TASK PROMPT :: Write out all of the entries exactly as given.

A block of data
-- Begin --

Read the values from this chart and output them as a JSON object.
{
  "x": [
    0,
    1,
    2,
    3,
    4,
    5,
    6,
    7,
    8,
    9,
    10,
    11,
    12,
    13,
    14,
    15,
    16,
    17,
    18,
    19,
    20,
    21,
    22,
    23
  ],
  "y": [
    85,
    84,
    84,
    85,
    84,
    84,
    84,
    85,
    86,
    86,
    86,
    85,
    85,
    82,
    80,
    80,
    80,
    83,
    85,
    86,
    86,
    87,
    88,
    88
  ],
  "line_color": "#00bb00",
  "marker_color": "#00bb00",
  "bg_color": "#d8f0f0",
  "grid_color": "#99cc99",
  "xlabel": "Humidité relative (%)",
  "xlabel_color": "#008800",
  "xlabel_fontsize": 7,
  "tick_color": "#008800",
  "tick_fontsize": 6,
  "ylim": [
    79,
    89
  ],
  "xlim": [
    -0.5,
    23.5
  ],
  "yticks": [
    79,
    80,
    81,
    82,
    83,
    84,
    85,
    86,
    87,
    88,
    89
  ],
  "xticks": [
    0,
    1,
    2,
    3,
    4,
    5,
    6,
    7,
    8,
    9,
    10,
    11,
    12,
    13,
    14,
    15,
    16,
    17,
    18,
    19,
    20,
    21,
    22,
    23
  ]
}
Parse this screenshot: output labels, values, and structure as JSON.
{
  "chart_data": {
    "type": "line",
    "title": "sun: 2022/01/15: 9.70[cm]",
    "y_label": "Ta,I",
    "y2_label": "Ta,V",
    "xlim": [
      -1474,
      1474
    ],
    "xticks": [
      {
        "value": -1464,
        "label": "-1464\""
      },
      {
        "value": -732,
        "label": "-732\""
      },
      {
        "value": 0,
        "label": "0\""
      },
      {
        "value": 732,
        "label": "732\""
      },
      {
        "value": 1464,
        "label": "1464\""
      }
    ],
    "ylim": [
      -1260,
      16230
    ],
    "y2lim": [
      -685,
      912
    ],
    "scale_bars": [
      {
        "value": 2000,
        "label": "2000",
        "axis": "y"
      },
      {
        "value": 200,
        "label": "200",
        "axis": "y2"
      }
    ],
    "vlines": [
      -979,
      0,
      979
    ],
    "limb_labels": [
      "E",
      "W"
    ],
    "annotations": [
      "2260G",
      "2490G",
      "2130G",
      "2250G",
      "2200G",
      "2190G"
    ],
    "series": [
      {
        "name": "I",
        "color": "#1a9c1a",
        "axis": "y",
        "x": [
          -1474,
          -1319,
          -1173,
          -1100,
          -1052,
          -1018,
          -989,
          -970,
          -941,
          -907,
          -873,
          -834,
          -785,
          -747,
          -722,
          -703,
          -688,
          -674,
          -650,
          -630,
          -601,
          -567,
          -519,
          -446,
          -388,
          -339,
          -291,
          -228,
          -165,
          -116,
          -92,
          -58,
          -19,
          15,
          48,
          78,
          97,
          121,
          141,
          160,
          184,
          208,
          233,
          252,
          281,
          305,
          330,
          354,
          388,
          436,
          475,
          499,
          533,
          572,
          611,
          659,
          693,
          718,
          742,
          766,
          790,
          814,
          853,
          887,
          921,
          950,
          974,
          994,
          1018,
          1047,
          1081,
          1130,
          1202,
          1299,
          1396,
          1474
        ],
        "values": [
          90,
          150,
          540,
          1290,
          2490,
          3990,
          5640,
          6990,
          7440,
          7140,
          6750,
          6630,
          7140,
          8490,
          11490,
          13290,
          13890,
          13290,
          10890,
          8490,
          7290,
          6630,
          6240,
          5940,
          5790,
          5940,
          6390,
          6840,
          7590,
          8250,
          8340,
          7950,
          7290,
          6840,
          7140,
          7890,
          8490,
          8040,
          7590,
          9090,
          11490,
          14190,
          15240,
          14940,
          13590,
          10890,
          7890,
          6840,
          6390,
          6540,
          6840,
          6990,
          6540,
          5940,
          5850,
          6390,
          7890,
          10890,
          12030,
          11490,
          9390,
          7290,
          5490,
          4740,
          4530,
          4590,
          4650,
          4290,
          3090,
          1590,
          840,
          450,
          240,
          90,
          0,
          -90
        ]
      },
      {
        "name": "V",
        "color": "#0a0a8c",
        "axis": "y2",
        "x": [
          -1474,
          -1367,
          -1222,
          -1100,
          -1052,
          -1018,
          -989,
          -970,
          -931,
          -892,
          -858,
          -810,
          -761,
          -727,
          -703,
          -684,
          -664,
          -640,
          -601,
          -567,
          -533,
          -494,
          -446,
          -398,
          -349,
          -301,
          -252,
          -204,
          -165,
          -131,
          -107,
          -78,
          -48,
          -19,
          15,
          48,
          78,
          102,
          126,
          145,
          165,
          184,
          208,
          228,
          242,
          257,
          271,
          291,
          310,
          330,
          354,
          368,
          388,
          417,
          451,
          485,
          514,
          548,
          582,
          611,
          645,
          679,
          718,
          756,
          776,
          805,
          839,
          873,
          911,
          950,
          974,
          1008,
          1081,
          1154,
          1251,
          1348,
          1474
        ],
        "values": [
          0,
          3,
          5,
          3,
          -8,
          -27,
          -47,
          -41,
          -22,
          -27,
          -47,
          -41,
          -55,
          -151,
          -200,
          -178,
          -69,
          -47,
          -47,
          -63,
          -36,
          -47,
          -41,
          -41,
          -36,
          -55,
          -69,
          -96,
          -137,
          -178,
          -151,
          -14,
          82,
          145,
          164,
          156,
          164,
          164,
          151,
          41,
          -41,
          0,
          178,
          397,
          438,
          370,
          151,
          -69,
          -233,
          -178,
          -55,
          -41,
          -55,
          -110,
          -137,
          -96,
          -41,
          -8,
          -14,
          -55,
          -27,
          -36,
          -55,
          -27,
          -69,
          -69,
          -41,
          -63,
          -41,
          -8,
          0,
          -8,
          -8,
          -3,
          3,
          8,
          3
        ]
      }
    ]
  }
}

-- End --

OUTPUT OF THE TASK ::
Read the values from this chart and output them as a JSON object.
{
  "x": [
    0,
    1,
    2,
    3,
    4,
    5,
    6,
    7,
    8,
    9,
    10,
    11,
    12,
    13,
    14,
    15,
    16,
    17,
    18,
    19,
    20,
    21,
    22,
    23
  ],
  "y": [
    85,
    84,
    84,
    85,
    84,
    84,
    84,
    85,
    86,
    86,
    86,
    85,
    85,
    82,
    80,
    80,
    80,
    83,
    85,
    86,
    86,
    87,
    88,
    88
  ],
  "line_color": "#00bb00",
  "marker_color": "#00bb00",
  "bg_color": "#d8f0f0",
  "grid_color": "#99cc99",
  "xlabel": "Humidité relative (%)",
  "xlabel_color": "#008800",
  "xlabel_fontsize": 7,
  "tick_color": "#008800",
  "tick_fontsize": 6,
  "ylim": [
    79,
    89
  ],
  "xlim": [
    -0.5,
    23.5
  ],
  "yticks": [
    79,
    80,
    81,
    82,
    83,
    84,
    85,
    86,
    87,
    88,
    89
  ],
  "xticks": [
    0,
    1,
    2,
    3,
    4,
    5,
    6,
    7,
    8,
    9,
    10,
    11,
    12,
    13,
    14,
    15,
    16,
    17,
    18,
    19,
    20,
    21,
    22,
    23
  ]
}
Parse this screenshot: output labels, values, and structure as JSON.
{
  "chart_data": {
    "type": "line",
    "title": "sun: 2022/01/15: 9.70[cm]",
    "y_label": "Ta,I",
    "y2_label": "Ta,V",
    "xlim": [
      -1474,
      1474
    ],
    "xticks": [
      {
        "value": -1464,
        "label": "-1464\""
      },
      {
        "value": -732,
        "label": "-732\""
      },
      {
        "value": 0,
        "label": "0\""
      },
      {
        "value": 732,
        "label": "732\""
      },
      {
        "value": 1464,
        "label": "1464\""
      }
    ],
    "ylim": [
      -1260,
      16230
    ],
    "y2lim": [
      -685,
      912
    ],
    "scale_bars": [
      {
        "value": 2000,
        "label": "2000",
        "axis": "y"
      },
      {
        "value": 200,
        "label": "200",
        "axis": "y2"
      }
    ],
    "vlines": [
      -979,
      0,
      979
    ],
    "limb_labels": [
      "E",
      "W"
    ],
    "annotations": [
      "2260G",
      "2490G",
      "2130G",
      "2250G",
      "2200G",
      "2190G"
    ],
    "series": [
      {
        "name": "I",
        "color": "#1a9c1a",
        "axis": "y",
        "x": [
          -1474,
          -1319,
          -1173,
          -1100,
          -1052,
          -1018,
          -989,
          -970,
          -941,
          -907,
          -873,
          -834,
          -785,
          -747,
          -722,
          -703,
          -688,
          -674,
          -650,
          -630,
          -601,
          -567,
          -519,
          -446,
          -388,
          -339,
          -291,
          -228,
          -165,
          -116,
          -92,
          -58,
          -19,
          15,
          48,
          78,
          97,
          121,
          141,
          160,
          184,
          208,
          233,
          252,
          281,
          305,
          330,
          354,
          388,
          436,
          475,
          499,
          533,
          572,
          611,
          659,
          693,
          718,
          742,
          766,
          790,
          814,
          853,
          887,
          921,
          950,
          974,
          994,
          1018,
          1047,
          1081,
          1130,
          1202,
          1299,
          1396,
          1474
        ],
        "values": [
          90,
          150,
          540,
          1290,
          2490,
          3990,
          5640,
          6990,
          7440,
          7140,
          6750,
          6630,
          7140,
          8490,
          11490,
          13290,
          13890,
          13290,
          10890,
          8490,
          7290,
          6630,
          6240,
          5940,
          5790,
          5940,
          6390,
          6840,
          7590,
          8250,
          8340,
          7950,
          7290,
          6840,
          7140,
          7890,
          8490,
          8040,
          7590,
          9090,
          11490,
          14190,
          15240,
          14940,
          13590,
          10890,
          7890,
          6840,
          6390,
          6540,
          6840,
          6990,
          6540,
          5940,
          5850,
          6390,
          7890,
          10890,
          12030,
          11490,
          9390,
          7290,
          5490,
          4740,
          4530,
          4590,
          4650,
          4290,
          3090,
          1590,
          840,
          450,
          240,
          90,
          0,
          -90
        ]
      },
      {
        "name": "V",
        "color": "#0a0a8c",
        "axis": "y2",
        "x": [
          -1474,
          -1367,
          -1222,
          -1100,
          -1052,
          -1018,
          -989,
          -970,
          -931,
          -892,
          -858,
          -810,
          -761,
          -727,
          -703,
          -684,
          -664,
          -640,
          -601,
          -567,
          -533,
          -494,
          -446,
          -398,
          -349,
          -301,
          -252,
          -204,
          -165,
          -131,
          -107,
          -78,
          -48,
          -19,
          15,
          48,
          78,
          102,
          126,
          145,
          165,
          184,
          208,
          228,
          242,
          257,
          271,
          291,
          310,
          330,
          354,
          368,
          388,
          417,
          451,
          485,
          514,
          548,
          582,
          611,
          645,
          679,
          718,
          756,
          776,
          805,
          839,
          873,
          911,
          950,
          974,
          1008,
          1081,
          1154,
          1251,
          1348,
          1474
        ],
        "values": [
          0,
          3,
          5,
          3,
          -8,
          -27,
          -47,
          -41,
          -22,
          -27,
          -47,
          -41,
          -55,
          -151,
          -200,
          -178,
          -69,
          -47,
          -47,
          -63,
          -36,
          -47,
          -41,
          -41,
          -36,
          -55,
          -69,
          -96,
          -137,
          -178,
          -151,
          -14,
          82,
          145,
          164,
          156,
          164,
          164,
          151,
          41,
          -41,
          0,
          178,
          397,
          438,
          370,
          151,
          -69,
          -233,
          -178,
          -55,
          -41,
          -55,
          -110,
          -137,
          -96,
          -41,
          -8,
          -14,
          -55,
          -27,
          -36,
          -55,
          -27,
          -69,
          -69,
          -41,
          -63,
          -41,
          -8,
          0,
          -8,
          -8,
          -3,
          3,
          8,
          3
        ]
      }
    ]
  }
}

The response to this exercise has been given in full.